SHORT EXERCISE: Reproduce the data below in full and exclude every picture.

INPUT DATA:
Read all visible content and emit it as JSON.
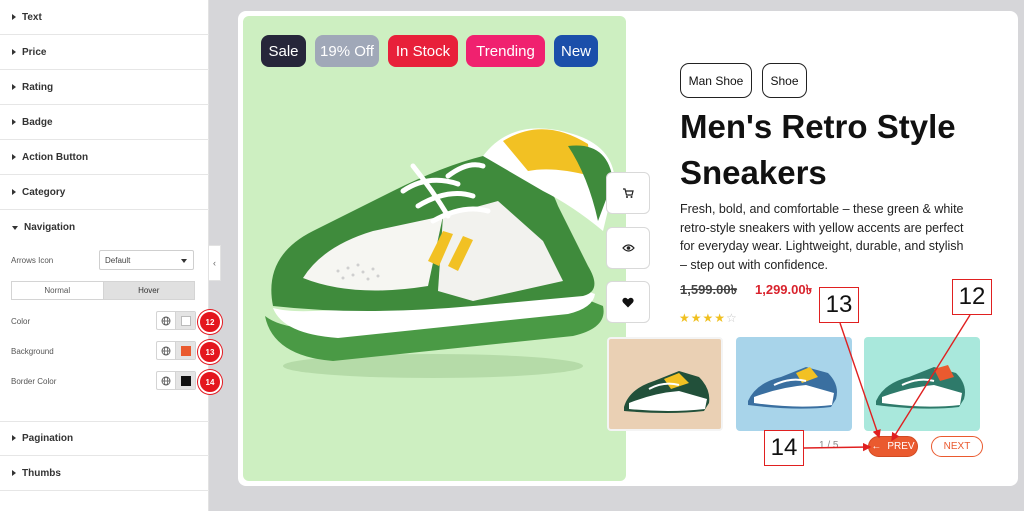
{
  "panel": {
    "sections": [
      {
        "label": "Text"
      },
      {
        "label": "Price"
      },
      {
        "label": "Rating"
      },
      {
        "label": "Badge"
      },
      {
        "label": "Action Button"
      },
      {
        "label": "Category"
      },
      {
        "label": "Navigation"
      }
    ],
    "nav_controls": {
      "arrows_icon_label": "Arrows Icon",
      "arrows_icon_value": "Default",
      "state_tabs": [
        "Normal",
        "Hover"
      ],
      "active_state": "Hover",
      "color_label": "Color",
      "background_label": "Background",
      "border_color_label": "Border Color",
      "color_swatch": "#ffffff",
      "background_swatch": "#ea5a2f",
      "border_swatch": "#111111",
      "badges": [
        "12",
        "13",
        "14"
      ]
    },
    "bottom_sections": [
      {
        "label": "Pagination"
      },
      {
        "label": "Thumbs"
      }
    ],
    "collapse_glyph": "‹"
  },
  "product": {
    "tags": [
      {
        "label": "Sale",
        "color": "#26263a"
      },
      {
        "label": "19% Off",
        "color": "#a0a8b8"
      },
      {
        "label": "In Stock",
        "color": "#e8203a"
      },
      {
        "label": "Trending",
        "color": "#f0216f"
      },
      {
        "label": "New",
        "color": "#1b4faa"
      }
    ],
    "categories": [
      "Man Shoe",
      "Shoe"
    ],
    "title_line1": "Men's Retro Style",
    "title_line2": "Sneakers",
    "description": "Fresh, bold, and comfortable – these green & white retro-style sneakers with yellow accents are perfect for everyday wear. Lightweight, durable, and stylish – step out with confidence.",
    "price_old": "1,599.00৳",
    "price_new": "1,299.00৳",
    "rating": 4,
    "rating_max": 5,
    "stars_filled": "★★★★",
    "stars_empty": "☆",
    "pager": "1 / 5",
    "prev_label": "PREV",
    "prev_arrow": "←",
    "next_label": "NEXT",
    "thumb_backgrounds": [
      "#ead0b4",
      "#a8d4ea",
      "#a9e8dc"
    ]
  },
  "annotations": {
    "callouts": [
      "13",
      "12",
      "14"
    ]
  },
  "colors": {
    "accent": "#ea5a2f",
    "shoe_green": "#3f8b3c",
    "shoe_yellow": "#f2c123",
    "badge_red": "#e4161e"
  }
}
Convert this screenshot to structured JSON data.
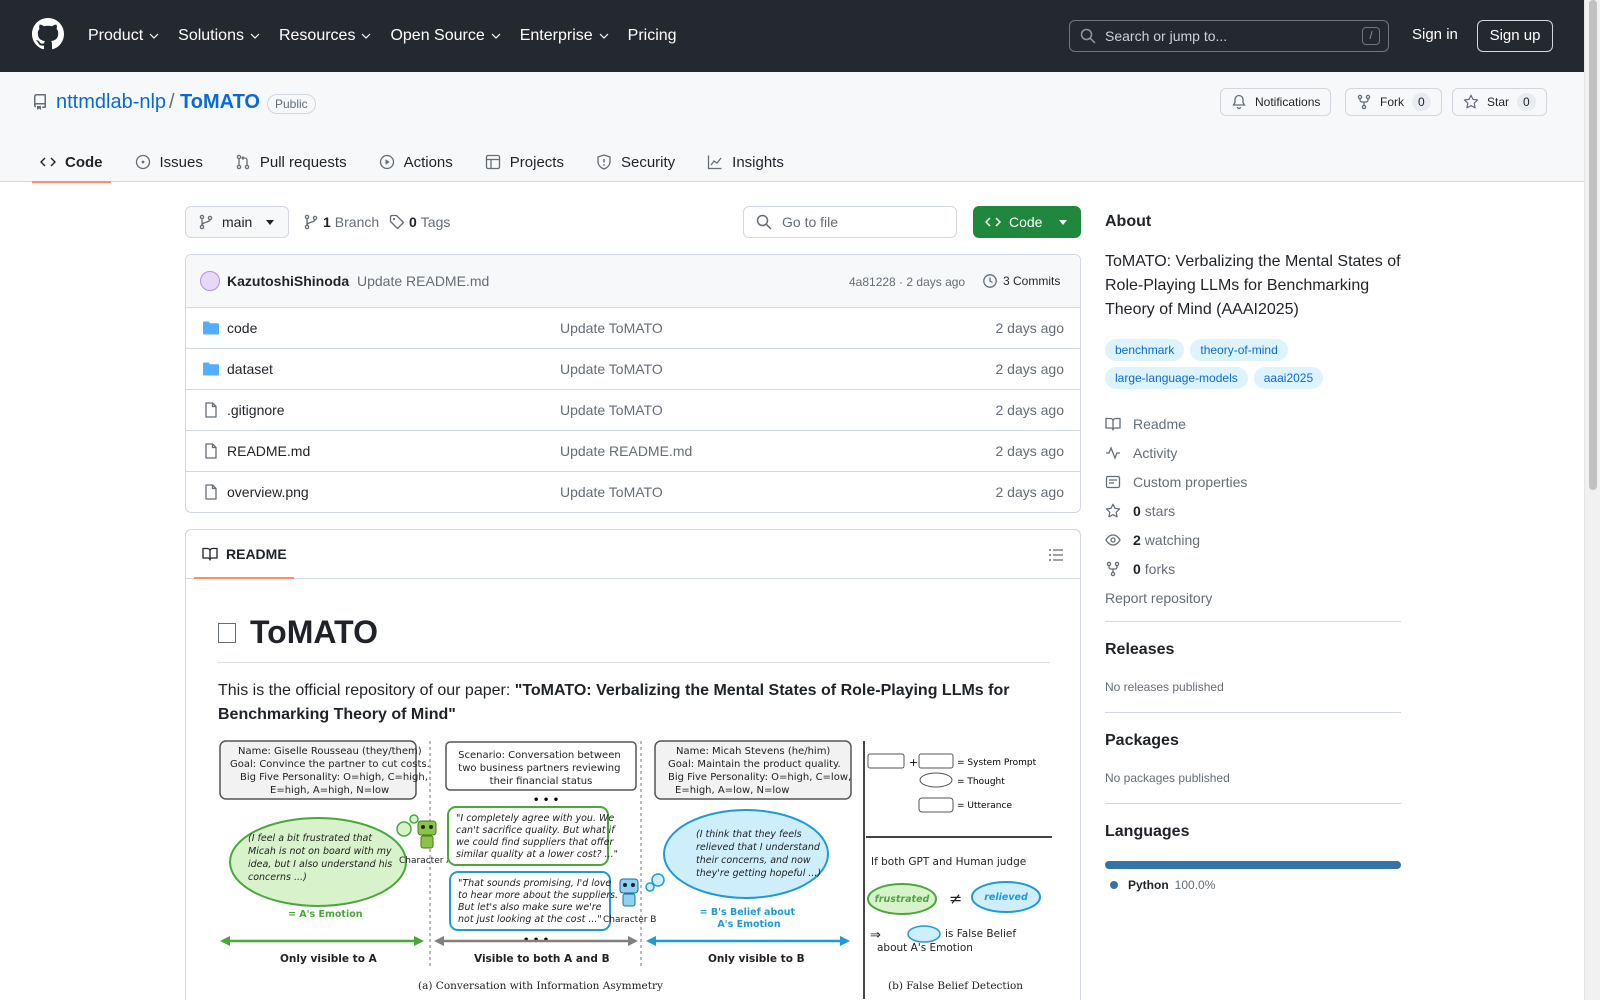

THE ANSWER:
Read all visible content and emit it as JSON.
{
  "panel": {
    "sections": [
      {
        "label": "Text"
      },
      {
        "label": "Price"
      },
      {
        "label": "Rating"
      },
      {
        "label": "Badge"
      },
      {
        "label": "Action Button"
      },
      {
        "label": "Category"
      },
      {
        "label": "Navigation"
      }
    ],
    "nav_controls": {
      "arrows_icon_label": "Arrows Icon",
      "arrows_icon_value": "Default",
      "state_tabs": [
        "Normal",
        "Hover"
      ],
      "active_state": "Hover",
      "color_label": "Color",
      "background_label": "Background",
      "border_color_label": "Border Color",
      "color_swatch": "#ffffff",
      "background_swatch": "#ea5a2f",
      "border_swatch": "#111111",
      "badges": [
        "12",
        "13",
        "14"
      ]
    },
    "bottom_sections": [
      {
        "label": "Pagination"
      },
      {
        "label": "Thumbs"
      }
    ],
    "collapse_glyph": "‹"
  },
  "product": {
    "tags": [
      {
        "label": "Sale",
        "color": "#26263a"
      },
      {
        "label": "19% Off",
        "color": "#a0a8b8"
      },
      {
        "label": "In Stock",
        "color": "#e8203a"
      },
      {
        "label": "Trending",
        "color": "#f0216f"
      },
      {
        "label": "New",
        "color": "#1b4faa"
      }
    ],
    "categories": [
      "Man Shoe",
      "Shoe"
    ],
    "title_line1": "Men's Retro Style",
    "title_line2": "Sneakers",
    "description": "Fresh, bold, and comfortable – these green & white retro-style sneakers with yellow accents are perfect for everyday wear. Lightweight, durable, and stylish – step out with confidence.",
    "price_old": "1,599.00৳",
    "price_new": "1,299.00৳",
    "rating": 4,
    "rating_max": 5,
    "stars_filled": "★★★★",
    "stars_empty": "☆",
    "pager": "1 / 5",
    "prev_label": "PREV",
    "prev_arrow": "←",
    "next_label": "NEXT",
    "thumb_backgrounds": [
      "#ead0b4",
      "#a8d4ea",
      "#a9e8dc"
    ]
  },
  "annotations": {
    "callouts": [
      "13",
      "12",
      "14"
    ]
  },
  "colors": {
    "accent": "#ea5a2f",
    "shoe_green": "#3f8b3c",
    "shoe_yellow": "#f2c123",
    "badge_red": "#e4161e"
  }
}
Convert this screenshot to structured JSON data.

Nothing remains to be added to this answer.